## Written request
Print out every line, exactly as written.
[START Data shown]
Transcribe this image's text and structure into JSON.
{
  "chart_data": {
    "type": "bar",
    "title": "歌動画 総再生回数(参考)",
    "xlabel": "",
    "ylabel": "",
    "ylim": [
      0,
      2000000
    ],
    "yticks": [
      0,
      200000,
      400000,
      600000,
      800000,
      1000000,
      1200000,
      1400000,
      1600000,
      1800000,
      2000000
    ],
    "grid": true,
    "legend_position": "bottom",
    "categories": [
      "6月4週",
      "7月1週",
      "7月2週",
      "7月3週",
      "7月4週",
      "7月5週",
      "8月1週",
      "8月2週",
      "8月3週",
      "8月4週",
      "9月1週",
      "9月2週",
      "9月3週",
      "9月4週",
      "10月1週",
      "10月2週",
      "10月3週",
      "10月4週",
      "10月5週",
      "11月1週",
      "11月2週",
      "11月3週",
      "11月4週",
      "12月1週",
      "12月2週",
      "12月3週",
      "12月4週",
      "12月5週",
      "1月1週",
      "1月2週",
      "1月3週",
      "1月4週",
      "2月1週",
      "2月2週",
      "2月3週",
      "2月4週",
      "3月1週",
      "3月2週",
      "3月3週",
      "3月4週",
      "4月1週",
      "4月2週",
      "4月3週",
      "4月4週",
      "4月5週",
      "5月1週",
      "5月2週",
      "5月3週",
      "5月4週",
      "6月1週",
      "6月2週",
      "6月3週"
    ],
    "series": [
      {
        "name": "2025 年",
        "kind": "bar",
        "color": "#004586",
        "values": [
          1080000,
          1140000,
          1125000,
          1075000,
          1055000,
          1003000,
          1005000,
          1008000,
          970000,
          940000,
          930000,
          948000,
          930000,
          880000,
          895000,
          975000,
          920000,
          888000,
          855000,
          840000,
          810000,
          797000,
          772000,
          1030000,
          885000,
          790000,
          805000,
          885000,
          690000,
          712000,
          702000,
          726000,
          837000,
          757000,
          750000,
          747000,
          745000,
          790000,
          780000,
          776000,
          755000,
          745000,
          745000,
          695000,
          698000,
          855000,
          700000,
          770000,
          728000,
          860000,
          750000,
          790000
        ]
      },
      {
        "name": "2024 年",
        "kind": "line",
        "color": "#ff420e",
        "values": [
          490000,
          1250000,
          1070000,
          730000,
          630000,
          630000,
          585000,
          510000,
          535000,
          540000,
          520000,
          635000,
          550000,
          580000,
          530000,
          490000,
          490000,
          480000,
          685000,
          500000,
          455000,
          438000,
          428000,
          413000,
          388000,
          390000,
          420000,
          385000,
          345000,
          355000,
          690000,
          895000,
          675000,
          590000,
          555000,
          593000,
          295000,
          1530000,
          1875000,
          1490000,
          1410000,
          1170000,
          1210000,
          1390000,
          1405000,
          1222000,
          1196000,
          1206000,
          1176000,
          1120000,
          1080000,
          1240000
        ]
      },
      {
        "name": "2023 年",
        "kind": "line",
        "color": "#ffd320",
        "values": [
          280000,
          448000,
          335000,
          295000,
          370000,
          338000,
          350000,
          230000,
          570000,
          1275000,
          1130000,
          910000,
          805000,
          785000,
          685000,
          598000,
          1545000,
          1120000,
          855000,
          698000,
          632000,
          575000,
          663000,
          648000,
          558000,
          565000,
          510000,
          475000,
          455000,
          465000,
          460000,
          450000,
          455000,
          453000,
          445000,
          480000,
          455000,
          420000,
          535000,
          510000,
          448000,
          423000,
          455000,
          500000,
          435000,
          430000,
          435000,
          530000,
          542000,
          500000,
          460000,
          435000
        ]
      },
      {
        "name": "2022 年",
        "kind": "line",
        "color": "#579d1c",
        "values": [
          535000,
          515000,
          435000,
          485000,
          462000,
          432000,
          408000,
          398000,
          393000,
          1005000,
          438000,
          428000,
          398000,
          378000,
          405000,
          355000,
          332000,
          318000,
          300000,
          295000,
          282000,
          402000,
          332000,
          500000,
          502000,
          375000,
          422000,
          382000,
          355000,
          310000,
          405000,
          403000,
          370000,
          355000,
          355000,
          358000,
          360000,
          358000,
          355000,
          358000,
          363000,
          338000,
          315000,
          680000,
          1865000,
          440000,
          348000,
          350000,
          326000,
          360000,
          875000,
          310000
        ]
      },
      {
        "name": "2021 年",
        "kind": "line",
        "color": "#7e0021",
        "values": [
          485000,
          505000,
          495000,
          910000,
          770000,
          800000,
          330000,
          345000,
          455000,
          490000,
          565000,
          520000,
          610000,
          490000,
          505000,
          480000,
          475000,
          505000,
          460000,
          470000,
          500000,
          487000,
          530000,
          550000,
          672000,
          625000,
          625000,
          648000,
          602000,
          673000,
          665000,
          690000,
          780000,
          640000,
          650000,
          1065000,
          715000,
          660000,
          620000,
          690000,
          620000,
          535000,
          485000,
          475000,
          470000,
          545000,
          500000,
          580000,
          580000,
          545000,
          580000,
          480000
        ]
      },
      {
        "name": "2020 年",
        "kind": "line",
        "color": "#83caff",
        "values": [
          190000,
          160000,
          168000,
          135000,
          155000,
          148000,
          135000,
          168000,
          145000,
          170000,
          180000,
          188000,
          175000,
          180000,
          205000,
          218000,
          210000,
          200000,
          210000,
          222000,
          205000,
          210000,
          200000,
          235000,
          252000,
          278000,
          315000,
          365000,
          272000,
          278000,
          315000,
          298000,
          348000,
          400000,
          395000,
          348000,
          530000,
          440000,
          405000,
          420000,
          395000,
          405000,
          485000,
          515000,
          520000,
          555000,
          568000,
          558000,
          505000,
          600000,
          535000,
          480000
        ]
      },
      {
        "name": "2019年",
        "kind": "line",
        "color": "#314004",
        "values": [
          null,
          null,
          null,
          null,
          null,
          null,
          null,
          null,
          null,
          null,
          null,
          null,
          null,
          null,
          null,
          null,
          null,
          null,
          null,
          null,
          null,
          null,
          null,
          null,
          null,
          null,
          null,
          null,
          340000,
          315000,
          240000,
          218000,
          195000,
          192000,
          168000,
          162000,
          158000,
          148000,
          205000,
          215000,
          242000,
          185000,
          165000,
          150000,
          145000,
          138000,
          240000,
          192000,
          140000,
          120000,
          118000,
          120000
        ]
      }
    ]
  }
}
[END Data shown]
## Solution to this problem
Transcribe this image's text and structure into JSON.
{
  "chart_data": {
    "type": "bar",
    "title": "歌動画 総再生回数(参考)",
    "xlabel": "",
    "ylabel": "",
    "ylim": [
      0,
      2000000
    ],
    "yticks": [
      0,
      200000,
      400000,
      600000,
      800000,
      1000000,
      1200000,
      1400000,
      1600000,
      1800000,
      2000000
    ],
    "grid": true,
    "legend_position": "bottom",
    "categories": [
      "6月4週",
      "7月1週",
      "7月2週",
      "7月3週",
      "7月4週",
      "7月5週",
      "8月1週",
      "8月2週",
      "8月3週",
      "8月4週",
      "9月1週",
      "9月2週",
      "9月3週",
      "9月4週",
      "10月1週",
      "10月2週",
      "10月3週",
      "10月4週",
      "10月5週",
      "11月1週",
      "11月2週",
      "11月3週",
      "11月4週",
      "12月1週",
      "12月2週",
      "12月3週",
      "12月4週",
      "12月5週",
      "1月1週",
      "1月2週",
      "1月3週",
      "1月4週",
      "2月1週",
      "2月2週",
      "2月3週",
      "2月4週",
      "3月1週",
      "3月2週",
      "3月3週",
      "3月4週",
      "4月1週",
      "4月2週",
      "4月3週",
      "4月4週",
      "4月5週",
      "5月1週",
      "5月2週",
      "5月3週",
      "5月4週",
      "6月1週",
      "6月2週",
      "6月3週"
    ],
    "series": [
      {
        "name": "2025 年",
        "kind": "bar",
        "color": "#004586",
        "values": [
          1080000,
          1140000,
          1125000,
          1075000,
          1055000,
          1003000,
          1005000,
          1008000,
          970000,
          940000,
          930000,
          948000,
          930000,
          880000,
          895000,
          975000,
          920000,
          888000,
          855000,
          840000,
          810000,
          797000,
          772000,
          1030000,
          885000,
          790000,
          805000,
          885000,
          690000,
          712000,
          702000,
          726000,
          837000,
          757000,
          750000,
          747000,
          745000,
          790000,
          780000,
          776000,
          755000,
          745000,
          745000,
          695000,
          698000,
          855000,
          700000,
          770000,
          728000,
          860000,
          750000,
          790000
        ]
      },
      {
        "name": "2024 年",
        "kind": "line",
        "color": "#ff420e",
        "values": [
          490000,
          1250000,
          1070000,
          730000,
          630000,
          630000,
          585000,
          510000,
          535000,
          540000,
          520000,
          635000,
          550000,
          580000,
          530000,
          490000,
          490000,
          480000,
          685000,
          500000,
          455000,
          438000,
          428000,
          413000,
          388000,
          390000,
          420000,
          385000,
          345000,
          355000,
          690000,
          895000,
          675000,
          590000,
          555000,
          593000,
          295000,
          1530000,
          1875000,
          1490000,
          1410000,
          1170000,
          1210000,
          1390000,
          1405000,
          1222000,
          1196000,
          1206000,
          1176000,
          1120000,
          1080000,
          1240000
        ]
      },
      {
        "name": "2023 年",
        "kind": "line",
        "color": "#ffd320",
        "values": [
          280000,
          448000,
          335000,
          295000,
          370000,
          338000,
          350000,
          230000,
          570000,
          1275000,
          1130000,
          910000,
          805000,
          785000,
          685000,
          598000,
          1545000,
          1120000,
          855000,
          698000,
          632000,
          575000,
          663000,
          648000,
          558000,
          565000,
          510000,
          475000,
          455000,
          465000,
          460000,
          450000,
          455000,
          453000,
          445000,
          480000,
          455000,
          420000,
          535000,
          510000,
          448000,
          423000,
          455000,
          500000,
          435000,
          430000,
          435000,
          530000,
          542000,
          500000,
          460000,
          435000
        ]
      },
      {
        "name": "2022 年",
        "kind": "line",
        "color": "#579d1c",
        "values": [
          535000,
          515000,
          435000,
          485000,
          462000,
          432000,
          408000,
          398000,
          393000,
          1005000,
          438000,
          428000,
          398000,
          378000,
          405000,
          355000,
          332000,
          318000,
          300000,
          295000,
          282000,
          402000,
          332000,
          500000,
          502000,
          375000,
          422000,
          382000,
          355000,
          310000,
          405000,
          403000,
          370000,
          355000,
          355000,
          358000,
          360000,
          358000,
          355000,
          358000,
          363000,
          338000,
          315000,
          680000,
          1865000,
          440000,
          348000,
          350000,
          326000,
          360000,
          875000,
          310000
        ]
      },
      {
        "name": "2021 年",
        "kind": "line",
        "color": "#7e0021",
        "values": [
          485000,
          505000,
          495000,
          910000,
          770000,
          800000,
          330000,
          345000,
          455000,
          490000,
          565000,
          520000,
          610000,
          490000,
          505000,
          480000,
          475000,
          505000,
          460000,
          470000,
          500000,
          487000,
          530000,
          550000,
          672000,
          625000,
          625000,
          648000,
          602000,
          673000,
          665000,
          690000,
          780000,
          640000,
          650000,
          1065000,
          715000,
          660000,
          620000,
          690000,
          620000,
          535000,
          485000,
          475000,
          470000,
          545000,
          500000,
          580000,
          580000,
          545000,
          580000,
          480000
        ]
      },
      {
        "name": "2020 年",
        "kind": "line",
        "color": "#83caff",
        "values": [
          190000,
          160000,
          168000,
          135000,
          155000,
          148000,
          135000,
          168000,
          145000,
          170000,
          180000,
          188000,
          175000,
          180000,
          205000,
          218000,
          210000,
          200000,
          210000,
          222000,
          205000,
          210000,
          200000,
          235000,
          252000,
          278000,
          315000,
          365000,
          272000,
          278000,
          315000,
          298000,
          348000,
          400000,
          395000,
          348000,
          530000,
          440000,
          405000,
          420000,
          395000,
          405000,
          485000,
          515000,
          520000,
          555000,
          568000,
          558000,
          505000,
          600000,
          535000,
          480000
        ]
      },
      {
        "name": "2019年",
        "kind": "line",
        "color": "#314004",
        "values": [
          null,
          null,
          null,
          null,
          null,
          null,
          null,
          null,
          null,
          null,
          null,
          null,
          null,
          null,
          null,
          null,
          null,
          null,
          null,
          null,
          null,
          null,
          null,
          null,
          null,
          null,
          null,
          null,
          340000,
          315000,
          240000,
          218000,
          195000,
          192000,
          168000,
          162000,
          158000,
          148000,
          205000,
          215000,
          242000,
          185000,
          165000,
          150000,
          145000,
          138000,
          240000,
          192000,
          140000,
          120000,
          118000,
          120000
        ]
      }
    ]
  }
}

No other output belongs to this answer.